■ OBJECTIVE
Sift the listing for lines that hold the string "What" and pull them out.
━━━━━ ENTRIES SHOWN ━━━━━
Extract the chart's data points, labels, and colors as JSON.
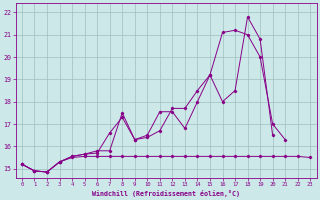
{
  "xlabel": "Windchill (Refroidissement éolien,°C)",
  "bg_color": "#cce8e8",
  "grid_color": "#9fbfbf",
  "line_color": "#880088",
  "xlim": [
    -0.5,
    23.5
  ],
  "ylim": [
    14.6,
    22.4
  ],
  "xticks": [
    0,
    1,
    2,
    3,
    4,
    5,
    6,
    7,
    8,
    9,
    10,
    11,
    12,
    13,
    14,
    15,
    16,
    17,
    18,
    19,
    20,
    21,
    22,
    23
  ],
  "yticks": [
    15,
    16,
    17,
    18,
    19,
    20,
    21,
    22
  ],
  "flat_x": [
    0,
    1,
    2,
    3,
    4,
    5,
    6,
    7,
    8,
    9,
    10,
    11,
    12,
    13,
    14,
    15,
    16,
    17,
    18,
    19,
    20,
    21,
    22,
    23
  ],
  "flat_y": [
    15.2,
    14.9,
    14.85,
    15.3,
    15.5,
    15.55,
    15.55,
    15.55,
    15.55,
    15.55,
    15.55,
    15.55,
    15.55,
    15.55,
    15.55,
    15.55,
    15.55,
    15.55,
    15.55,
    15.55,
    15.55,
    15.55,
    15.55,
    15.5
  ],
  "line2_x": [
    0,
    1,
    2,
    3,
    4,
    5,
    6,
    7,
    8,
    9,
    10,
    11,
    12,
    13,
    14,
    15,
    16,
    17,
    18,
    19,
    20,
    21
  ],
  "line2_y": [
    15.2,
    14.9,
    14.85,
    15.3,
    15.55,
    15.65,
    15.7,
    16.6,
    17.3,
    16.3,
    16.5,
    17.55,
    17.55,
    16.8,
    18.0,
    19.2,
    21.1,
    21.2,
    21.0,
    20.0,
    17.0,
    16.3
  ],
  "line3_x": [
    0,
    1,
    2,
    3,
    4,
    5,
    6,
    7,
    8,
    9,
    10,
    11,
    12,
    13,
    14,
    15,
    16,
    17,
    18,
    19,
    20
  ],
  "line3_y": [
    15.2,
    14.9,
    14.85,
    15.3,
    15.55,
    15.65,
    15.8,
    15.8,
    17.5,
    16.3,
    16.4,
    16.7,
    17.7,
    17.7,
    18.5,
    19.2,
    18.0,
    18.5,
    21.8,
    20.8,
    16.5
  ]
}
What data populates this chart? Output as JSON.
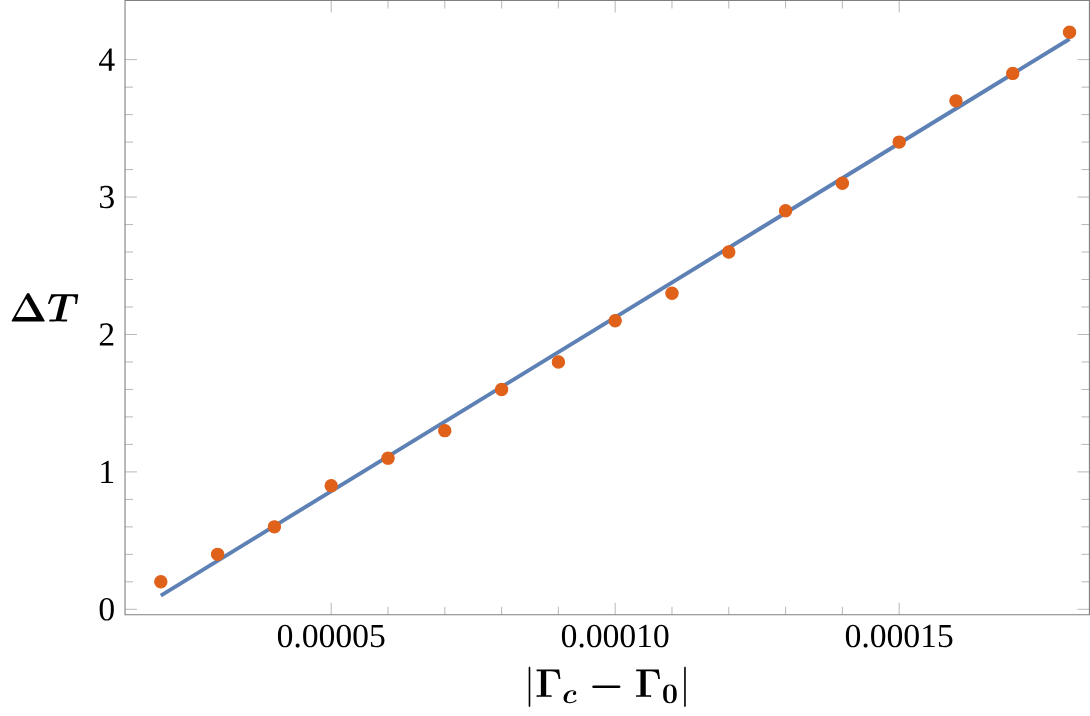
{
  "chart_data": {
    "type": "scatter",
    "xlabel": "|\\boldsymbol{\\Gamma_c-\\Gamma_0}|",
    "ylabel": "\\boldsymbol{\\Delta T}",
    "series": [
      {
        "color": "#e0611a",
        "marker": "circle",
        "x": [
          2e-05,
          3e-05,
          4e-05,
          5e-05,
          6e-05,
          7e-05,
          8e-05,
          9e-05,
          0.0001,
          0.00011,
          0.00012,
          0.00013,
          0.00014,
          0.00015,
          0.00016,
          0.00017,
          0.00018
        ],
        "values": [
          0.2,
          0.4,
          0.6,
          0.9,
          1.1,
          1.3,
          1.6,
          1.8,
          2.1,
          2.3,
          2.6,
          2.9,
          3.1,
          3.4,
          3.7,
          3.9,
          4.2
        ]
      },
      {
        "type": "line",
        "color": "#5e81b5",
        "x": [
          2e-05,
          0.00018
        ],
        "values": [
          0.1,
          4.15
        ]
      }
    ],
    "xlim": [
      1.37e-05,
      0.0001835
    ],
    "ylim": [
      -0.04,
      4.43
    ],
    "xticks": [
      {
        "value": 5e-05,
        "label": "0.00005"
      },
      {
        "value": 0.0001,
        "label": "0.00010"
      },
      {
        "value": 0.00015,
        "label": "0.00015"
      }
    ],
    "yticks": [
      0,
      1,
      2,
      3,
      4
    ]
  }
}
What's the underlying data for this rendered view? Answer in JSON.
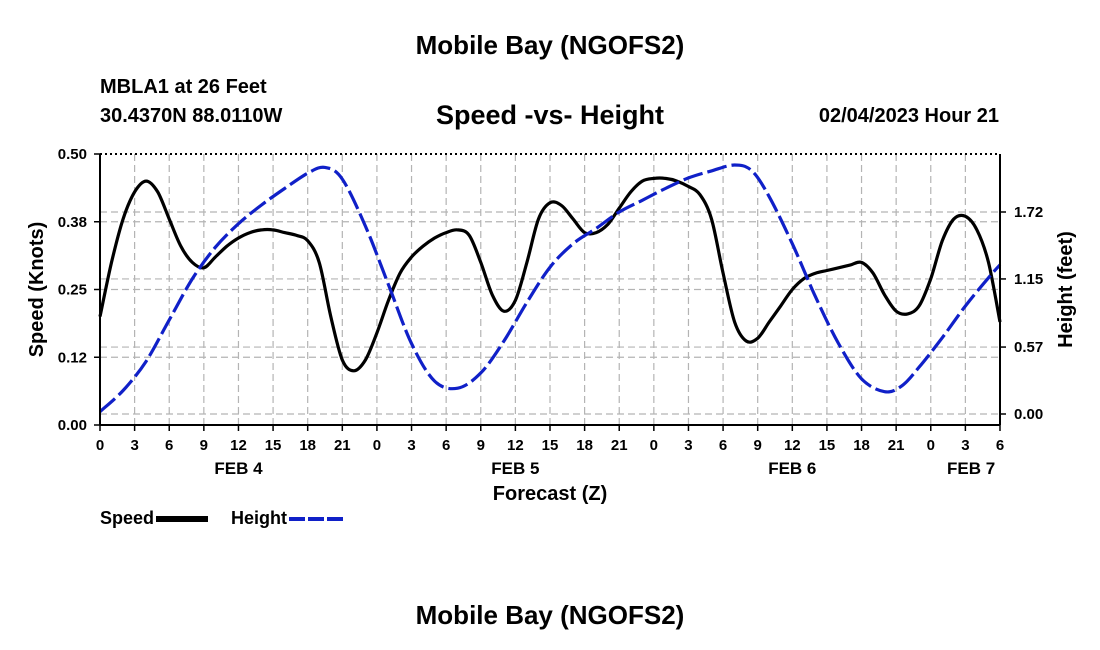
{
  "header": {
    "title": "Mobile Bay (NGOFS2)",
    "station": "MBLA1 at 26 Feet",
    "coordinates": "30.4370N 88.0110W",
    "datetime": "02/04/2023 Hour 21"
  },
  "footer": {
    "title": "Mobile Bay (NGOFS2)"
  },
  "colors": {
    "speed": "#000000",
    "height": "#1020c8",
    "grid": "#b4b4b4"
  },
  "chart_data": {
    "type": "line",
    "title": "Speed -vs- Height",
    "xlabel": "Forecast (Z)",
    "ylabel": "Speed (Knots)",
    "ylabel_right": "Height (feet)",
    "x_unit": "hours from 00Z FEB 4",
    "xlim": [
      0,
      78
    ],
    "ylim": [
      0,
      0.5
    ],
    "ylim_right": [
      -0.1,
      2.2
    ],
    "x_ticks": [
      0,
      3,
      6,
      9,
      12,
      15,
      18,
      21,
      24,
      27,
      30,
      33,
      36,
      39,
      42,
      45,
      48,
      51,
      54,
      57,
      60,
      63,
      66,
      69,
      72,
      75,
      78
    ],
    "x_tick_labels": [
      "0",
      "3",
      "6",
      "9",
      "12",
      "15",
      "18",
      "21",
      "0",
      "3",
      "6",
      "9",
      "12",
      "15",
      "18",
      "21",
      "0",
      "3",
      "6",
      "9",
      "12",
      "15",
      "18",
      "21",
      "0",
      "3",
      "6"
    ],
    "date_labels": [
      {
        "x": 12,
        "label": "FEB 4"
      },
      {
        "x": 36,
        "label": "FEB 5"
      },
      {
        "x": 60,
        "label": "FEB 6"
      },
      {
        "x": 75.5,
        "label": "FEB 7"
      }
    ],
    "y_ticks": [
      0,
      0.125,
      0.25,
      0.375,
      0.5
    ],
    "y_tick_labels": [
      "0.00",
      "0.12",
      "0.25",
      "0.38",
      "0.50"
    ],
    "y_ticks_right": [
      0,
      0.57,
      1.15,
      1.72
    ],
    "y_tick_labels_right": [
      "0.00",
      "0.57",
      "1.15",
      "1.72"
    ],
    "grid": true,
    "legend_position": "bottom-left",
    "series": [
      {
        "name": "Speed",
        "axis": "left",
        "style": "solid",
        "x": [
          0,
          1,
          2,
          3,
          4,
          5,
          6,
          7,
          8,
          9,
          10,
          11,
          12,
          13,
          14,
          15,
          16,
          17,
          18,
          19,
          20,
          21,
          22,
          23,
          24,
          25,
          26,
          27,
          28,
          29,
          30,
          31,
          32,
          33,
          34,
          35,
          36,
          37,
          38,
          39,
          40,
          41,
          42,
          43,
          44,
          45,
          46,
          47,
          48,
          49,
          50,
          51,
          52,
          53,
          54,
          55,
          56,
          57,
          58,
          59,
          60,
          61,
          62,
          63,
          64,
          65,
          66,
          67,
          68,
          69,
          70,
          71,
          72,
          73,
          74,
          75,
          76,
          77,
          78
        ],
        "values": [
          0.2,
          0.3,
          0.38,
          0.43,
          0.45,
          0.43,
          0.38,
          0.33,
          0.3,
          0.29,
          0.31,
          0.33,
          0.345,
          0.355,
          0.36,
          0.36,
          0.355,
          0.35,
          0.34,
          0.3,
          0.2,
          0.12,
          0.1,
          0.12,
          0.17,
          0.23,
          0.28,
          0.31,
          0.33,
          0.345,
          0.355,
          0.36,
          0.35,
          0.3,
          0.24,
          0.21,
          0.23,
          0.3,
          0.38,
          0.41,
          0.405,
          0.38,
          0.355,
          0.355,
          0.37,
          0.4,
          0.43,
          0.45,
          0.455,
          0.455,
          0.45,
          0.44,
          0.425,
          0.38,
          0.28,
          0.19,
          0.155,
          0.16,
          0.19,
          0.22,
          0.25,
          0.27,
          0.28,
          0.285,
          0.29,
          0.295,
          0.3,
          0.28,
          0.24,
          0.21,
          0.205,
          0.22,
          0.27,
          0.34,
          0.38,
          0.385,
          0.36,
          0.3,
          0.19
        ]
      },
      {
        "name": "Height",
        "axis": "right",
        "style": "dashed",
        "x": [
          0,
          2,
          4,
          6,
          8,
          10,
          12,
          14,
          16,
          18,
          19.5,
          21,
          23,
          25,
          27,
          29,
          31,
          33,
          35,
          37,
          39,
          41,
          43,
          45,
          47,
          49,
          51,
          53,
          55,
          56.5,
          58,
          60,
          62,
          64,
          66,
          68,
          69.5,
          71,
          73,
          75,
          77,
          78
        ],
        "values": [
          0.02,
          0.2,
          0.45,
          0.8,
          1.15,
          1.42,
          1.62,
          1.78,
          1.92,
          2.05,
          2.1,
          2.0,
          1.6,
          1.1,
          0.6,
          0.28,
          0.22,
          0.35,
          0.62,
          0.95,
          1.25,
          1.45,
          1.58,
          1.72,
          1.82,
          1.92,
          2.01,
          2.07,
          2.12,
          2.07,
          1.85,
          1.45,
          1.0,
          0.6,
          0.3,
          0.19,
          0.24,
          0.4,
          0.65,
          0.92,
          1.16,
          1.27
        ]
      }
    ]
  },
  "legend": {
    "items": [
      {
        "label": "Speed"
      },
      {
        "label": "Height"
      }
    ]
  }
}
━━━━━
■ ANSWER TO THE TASK
What data populates this chart? Output as JSON.
What's the underlying data for this rendered view? Answer in JSON.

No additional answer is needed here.